§ YOUR GOAL
Exclude the pictures, then copy all remaining records exactly.

§ EXERCISE DATA
_____

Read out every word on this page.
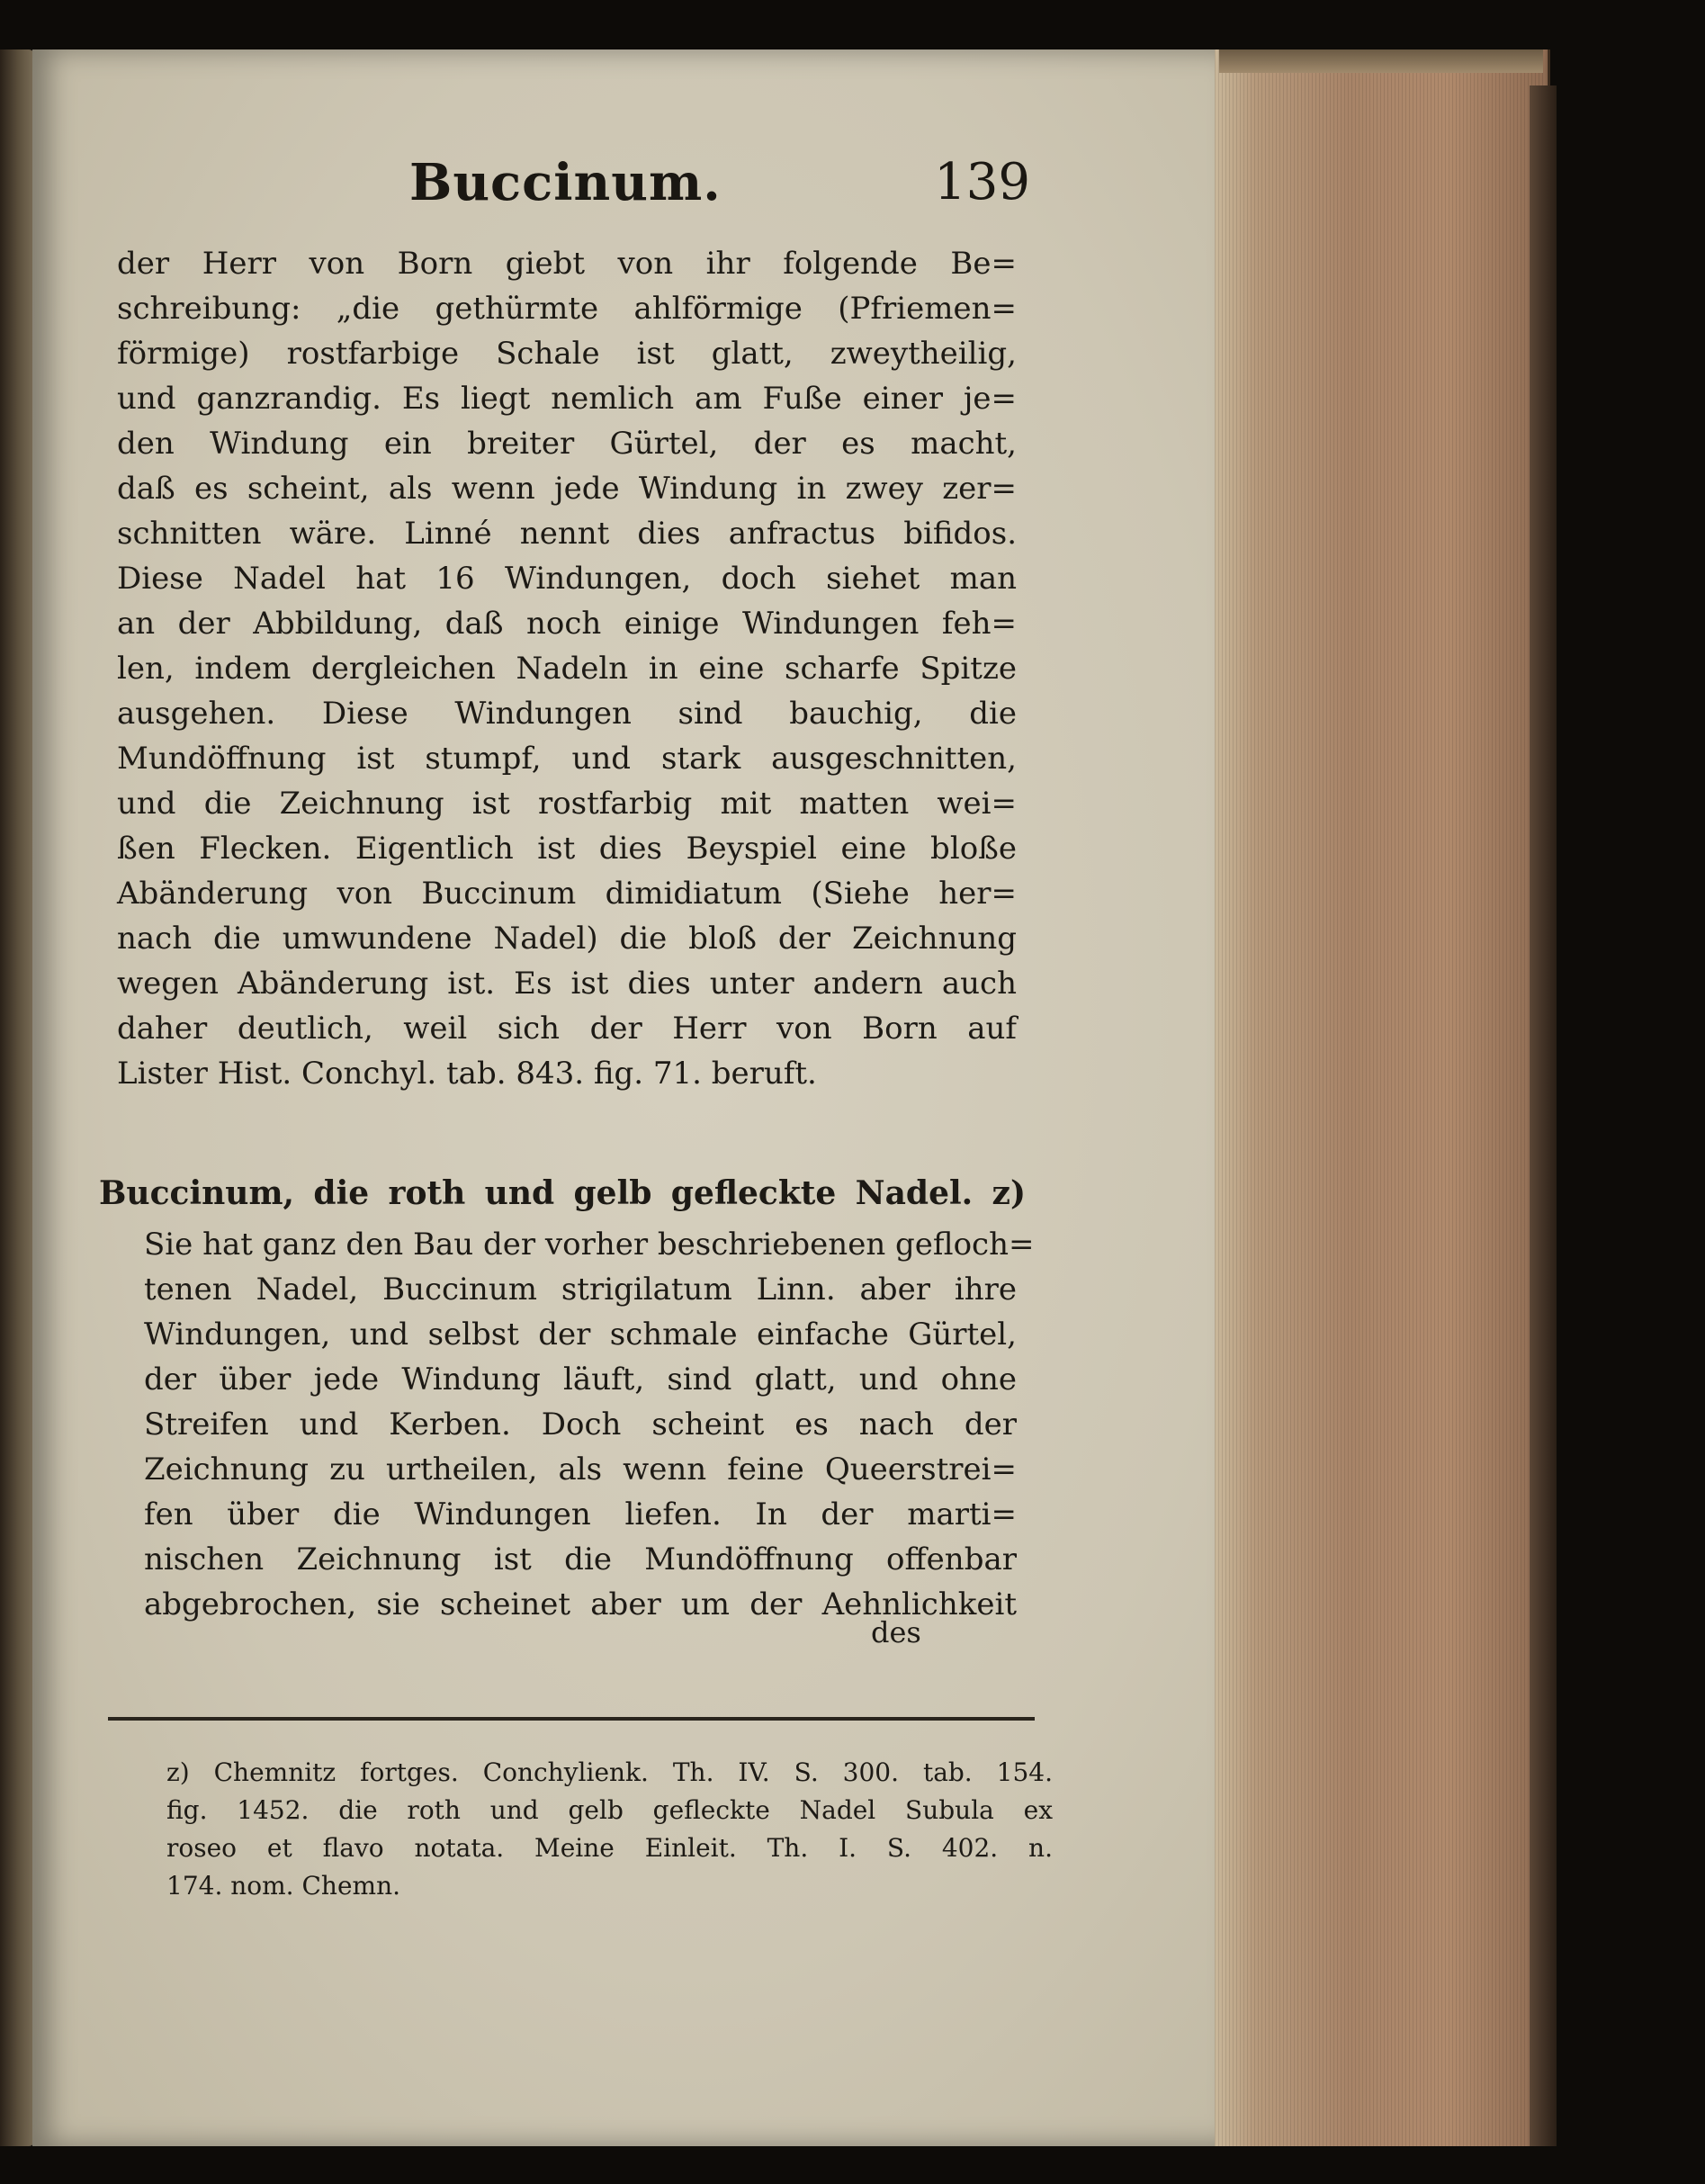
Buccinum.	139
der Herr von Born giebt von ihr folgende Be=
schreibung: „die gethürmte ahlförmige (Pfriemen=
förmige) rostfarbige Schale ist glatt, zweytheilig,
und ganzrandig. Es liegt nemlich am Fuße einer je=
den Windung ein breiter Gürtel, der es macht,
daß es scheint, als wenn jede Windung in zwey zer=
schnitten wäre. Linné nennt dies anfractus bifidos.
Diese Nadel hat 16 Windungen, doch siehet man
an der Abbildung, daß noch einige Windungen feh=
len, indem dergleichen Nadeln in eine scharfe Spitze
ausgehen. Diese Windungen sind bauchig, die
Mundöffnung ist stumpf, und stark ausgeschnitten,
und die Zeichnung ist rostfarbig mit matten wei=
ßen Flecken. Eigentlich ist dies Beyspiel eine bloße
Abänderung von Buccinum dimidiatum (Siehe her=
nach die umwundene Nadel) die bloß der Zeichnung
wegen Abänderung ist. Es ist dies unter andern auch
daher deutlich, weil sich der Herr von Born auf
Lister Hist. Conchyl. tab. 843. fig. 71. beruft.
Buccinum, die roth und gelb gefleckte Nadel. z)
Sie hat ganz den Bau der vorher beschriebenen gefloch=
tenen Nadel, Buccinum strigilatum Linn. aber ihre
Windungen, und selbst der schmale einfache Gürtel,
der über jede Windung läuft, sind glatt, und ohne
Streifen und Kerben. Doch scheint es nach der
Zeichnung zu urtheilen, als wenn feine Queerstrei=
fen über die Windungen liefen. In der marti=
nischen Zeichnung ist die Mundöffnung offenbar
abgebrochen, sie scheinet aber um der Aehnlichkeit
des
z) Chemnitz fortges. Conchylienk. Th. IV. S. 300. tab. 154.
fig. 1452. die roth und gelb gefleckte Nadel Subula ex
roseo et flavo notata. Meine Einleit. Th. I. S. 402. n.
174. nom. Chemn.
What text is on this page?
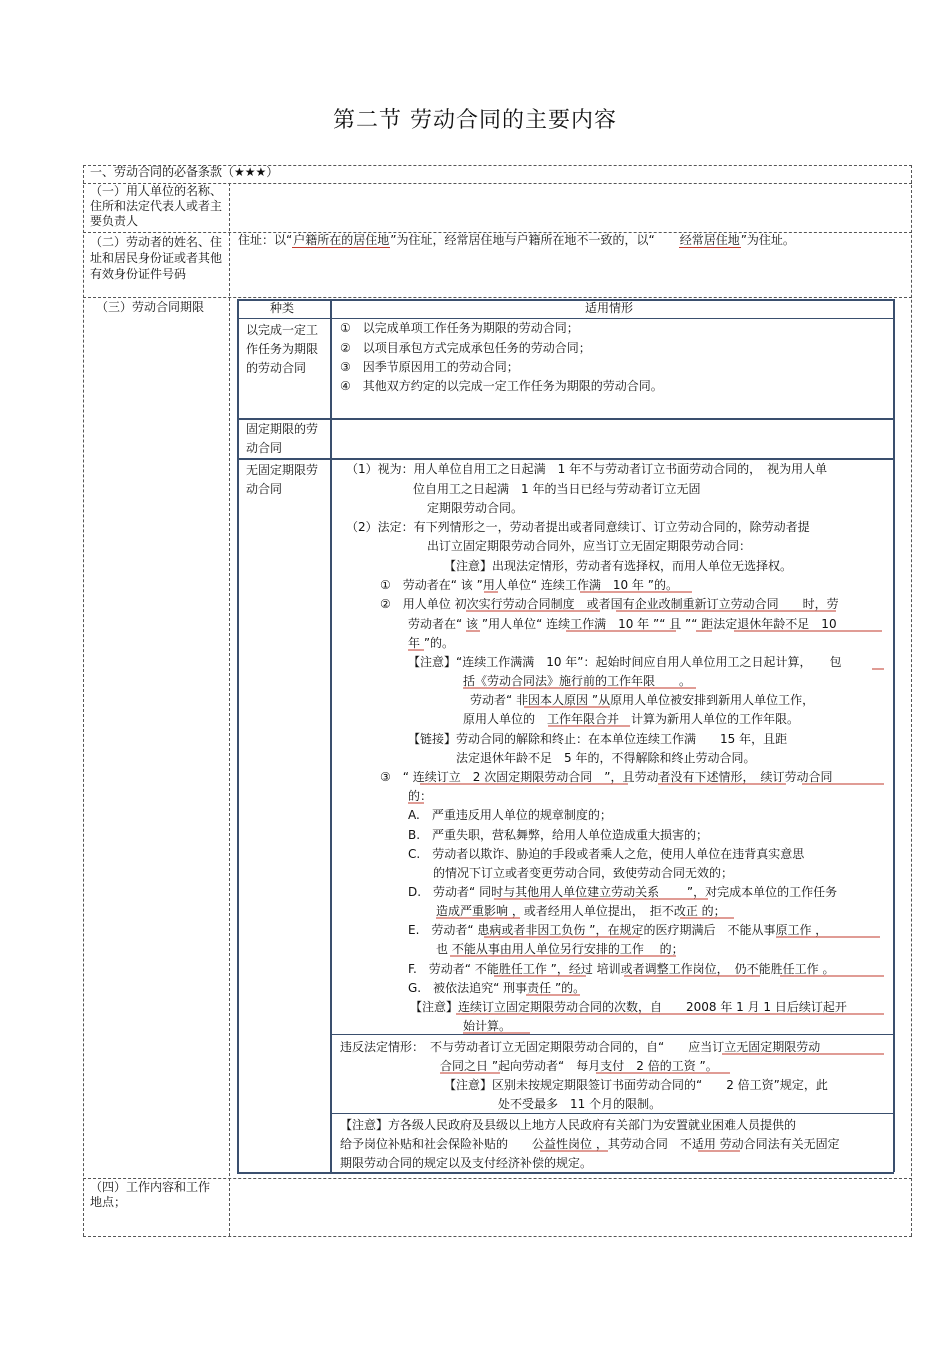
第二节 劳动合同的主要内容
一、劳动合同的必备条款（★★★）
（一）用人单位的名称、住所和法定代表人或者主要负责人
（二）劳动者的姓名、住址和居民身份证或者其他有效身份证件号码
住址：以“户籍所在的居住地”为住址，经常居住地与户籍所在地不一致的，以“　　 经常居住地”为住址。
（三）劳动合同期限
（四）工作内容和工作地点；
种类	适用情形
以完成一定工作任务为期限的劳动合同
①　以完成单项工作任务为期限的劳动合同；
②　以项目承包方式完成承包任务的劳动合同；
③　因季节原因用工的劳动合同；
④　其他双方约定的以完成一定工作任务为期限的劳动合同。
固定期限的劳动合同
无固定期限劳动合同
（1）视为：用人单位自用工之日起满　1 年不与劳动者订立书面劳动合同的，　视为用人单
位自用工之日起满　1 年的当日已经与劳动者订立无固
定期限劳动合同。
（2）法定：有下列情形之一，劳动者提出或者同意续订、订立劳动合同的，除劳动者提
出订立固定期限劳动合同外，应当订立无固定期限劳动合同：
【注意】出现法定情形，劳动者有选择权，而用人单位无选择权。
①　劳动者在“ 该 ”用人单位“ 连续工作满　10 年 ”的。
②　用人单位 初次实行劳动合同制度　或者国有企业改制重新订立劳动合同　　时，劳
劳动者在“ 该 ”用人单位“ 连续工作满　10 年 ”“ 且 ”“ 距法定退休年龄不足　10
年 ”的。
【注意】“连续工作满满　10 年”：起始时间应自用人单位用工之日起计算，　　包
括《劳动合同法》施行前的工作年限　　。
劳动者“ 非因本人原因 ”从原用人单位被安排到新用人单位工作，
原用人单位的　工作年限合并　计算为新用人单位的工作年限。
【链接】劳动合同的解除和终止：在本单位连续工作满　　15 年，且距
法定退休年龄不足　5 年的，不得解除和终止劳动合同。
③　“ 连续订立　2 次固定期限劳动合同　”，且劳动者没有下述情形，　续订劳动合同
的：
A.　严重违反用人单位的规章制度的；
B.　严重失职，营私舞弊，给用人单位造成重大损害的；
C.　劳动者以欺诈、胁迫的手段或者乘人之危，使用人单位在违背真实意思
的情况下订立或者变更劳动合同，致使劳动合同无效的；
D.　劳动者“ 同时与其他用人单位建立劳动关系　　 ”，对完成本单位的工作任务
造成严重影响 ，或者经用人单位提出，　拒不改正 的；
E.　劳动者“ 患病或者非因工负伤 ”，在规定的医疗期满后　不能从事原工作 ，
也 不能从事由用人单位另行安排的工作　 的；
F.　劳动者“ 不能胜任工作 ”，经过 培训或者调整工作岗位，　仍不能胜任工作 。
G.　被依法追究“ 刑事责任 ”的。
【注意】连续订立固定期限劳动合同的次数，自　　2008 年 1 月 1 日后续订起开
始计算。
违反法定情形：　不与劳动者订立无固定期限劳动合同的，自“　　应当订立无固定期限劳动
合同之日 ”起向劳动者“　每月支付　2 倍的工资 ”。
【注意】区别未按规定期限签订书面劳动合同的“　　2 倍工资”规定，此
处不受最多　11 个月的限制。
【注意】方各级人民政府及县级以上地方人民政府有关部门为安置就业困难人员提供的
给予岗位补贴和社会保险补贴的　　公益性岗位 ，其劳动合同　不适用 劳动合同法有关无固定
期限劳动合同的规定以及支付经济补偿的规定。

_____

§ RIGHT ANSWER
Read out every word on this page.
Buccinum.	139
der Herr von Born giebt von ihr folgende Be=
schreibung: „die gethürmte ahlförmige (Pfriemen=
förmige) rostfarbige Schale ist glatt, zweytheilig,
und ganzrandig. Es liegt nemlich am Fuße einer je=
den Windung ein breiter Gürtel, der es macht,
daß es scheint, als wenn jede Windung in zwey zer=
schnitten wäre. Linné nennt dies anfractus bifidos.
Diese Nadel hat 16 Windungen, doch siehet man
an der Abbildung, daß noch einige Windungen feh=
len, indem dergleichen Nadeln in eine scharfe Spitze
ausgehen. Diese Windungen sind bauchig, die
Mundöffnung ist stumpf, und stark ausgeschnitten,
und die Zeichnung ist rostfarbig mit matten wei=
ßen Flecken. Eigentlich ist dies Beyspiel eine bloße
Abänderung von Buccinum dimidiatum (Siehe her=
nach die umwundene Nadel) die bloß der Zeichnung
wegen Abänderung ist. Es ist dies unter andern auch
daher deutlich, weil sich der Herr von Born auf
Lister Hist. Conchyl. tab. 843. fig. 71. beruft.
Buccinum, die roth und gelb gefleckte Nadel. z)
Sie hat ganz den Bau der vorher beschriebenen gefloch=
tenen Nadel, Buccinum strigilatum Linn. aber ihre
Windungen, und selbst der schmale einfache Gürtel,
der über jede Windung läuft, sind glatt, und ohne
Streifen und Kerben. Doch scheint es nach der
Zeichnung zu urtheilen, als wenn feine Queerstrei=
fen über die Windungen liefen. In der marti=
nischen Zeichnung ist die Mundöffnung offenbar
abgebrochen, sie scheinet aber um der Aehnlichkeit
des
z) Chemnitz fortges. Conchylienk. Th. IV. S. 300. tab. 154.
fig. 1452. die roth und gelb gefleckte Nadel Subula ex
roseo et flavo notata. Meine Einleit. Th. I. S. 402. n.
174. nom. Chemn.
What text is on this page?
第二节 劳动合同的主要内容
一、劳动合同的必备条款（★★★）
（一）用人单位的名称、住所和法定代表人或者主要负责人
（二）劳动者的姓名、住址和居民身份证或者其他有效身份证件号码
住址：以“户籍所在的居住地”为住址，经常居住地与户籍所在地不一致的，以“　　 经常居住地”为住址。
（三）劳动合同期限
（四）工作内容和工作地点；
种类	适用情形
以完成一定工作任务为期限的劳动合同
①　以完成单项工作任务为期限的劳动合同；
②　以项目承包方式完成承包任务的劳动合同；
③　因季节原因用工的劳动合同；
④　其他双方约定的以完成一定工作任务为期限的劳动合同。
固定期限的劳动合同
无固定期限劳动合同
（1）视为：用人单位自用工之日起满　1 年不与劳动者订立书面劳动合同的，　视为用人单
位自用工之日起满　1 年的当日已经与劳动者订立无固
定期限劳动合同。
（2）法定：有下列情形之一，劳动者提出或者同意续订、订立劳动合同的，除劳动者提
出订立固定期限劳动合同外，应当订立无固定期限劳动合同：
【注意】出现法定情形，劳动者有选择权，而用人单位无选择权。
①　劳动者在“ 该 ”用人单位“ 连续工作满　10 年 ”的。
②　用人单位 初次实行劳动合同制度　或者国有企业改制重新订立劳动合同　　时，劳
劳动者在“ 该 ”用人单位“ 连续工作满　10 年 ”“ 且 ”“ 距法定退休年龄不足　10
年 ”的。
【注意】“连续工作满满　10 年”：起始时间应自用人单位用工之日起计算，　　包
括《劳动合同法》施行前的工作年限　　。
劳动者“ 非因本人原因 ”从原用人单位被安排到新用人单位工作，
原用人单位的　工作年限合并　计算为新用人单位的工作年限。
【链接】劳动合同的解除和终止：在本单位连续工作满　　15 年，且距
法定退休年龄不足　5 年的，不得解除和终止劳动合同。
③　“ 连续订立　2 次固定期限劳动合同　”，且劳动者没有下述情形，　续订劳动合同
的：
A.　严重违反用人单位的规章制度的；
B.　严重失职，营私舞弊，给用人单位造成重大损害的；
C.　劳动者以欺诈、胁迫的手段或者乘人之危，使用人单位在违背真实意思
的情况下订立或者变更劳动合同，致使劳动合同无效的；
D.　劳动者“ 同时与其他用人单位建立劳动关系　　 ”，对完成本单位的工作任务
造成严重影响 ，或者经用人单位提出，　拒不改正 的；
E.　劳动者“ 患病或者非因工负伤 ”，在规定的医疗期满后　不能从事原工作 ，
也 不能从事由用人单位另行安排的工作　 的；
F.　劳动者“ 不能胜任工作 ”，经过 培训或者调整工作岗位，　仍不能胜任工作 。
G.　被依法追究“ 刑事责任 ”的。
【注意】连续订立固定期限劳动合同的次数，自　　2008 年 1 月 1 日后续订起开
始计算。
违反法定情形：　不与劳动者订立无固定期限劳动合同的，自“　　应当订立无固定期限劳动
合同之日 ”起向劳动者“　每月支付　2 倍的工资 ”。
【注意】区别未按规定期限签订书面劳动合同的“　　2 倍工资”规定，此
处不受最多　11 个月的限制。
【注意】方各级人民政府及县级以上地方人民政府有关部门为安置就业困难人员提供的
给予岗位补贴和社会保险补贴的　　公益性岗位 ，其劳动合同　不适用 劳动合同法有关无固定
期限劳动合同的规定以及支付经济补偿的规定。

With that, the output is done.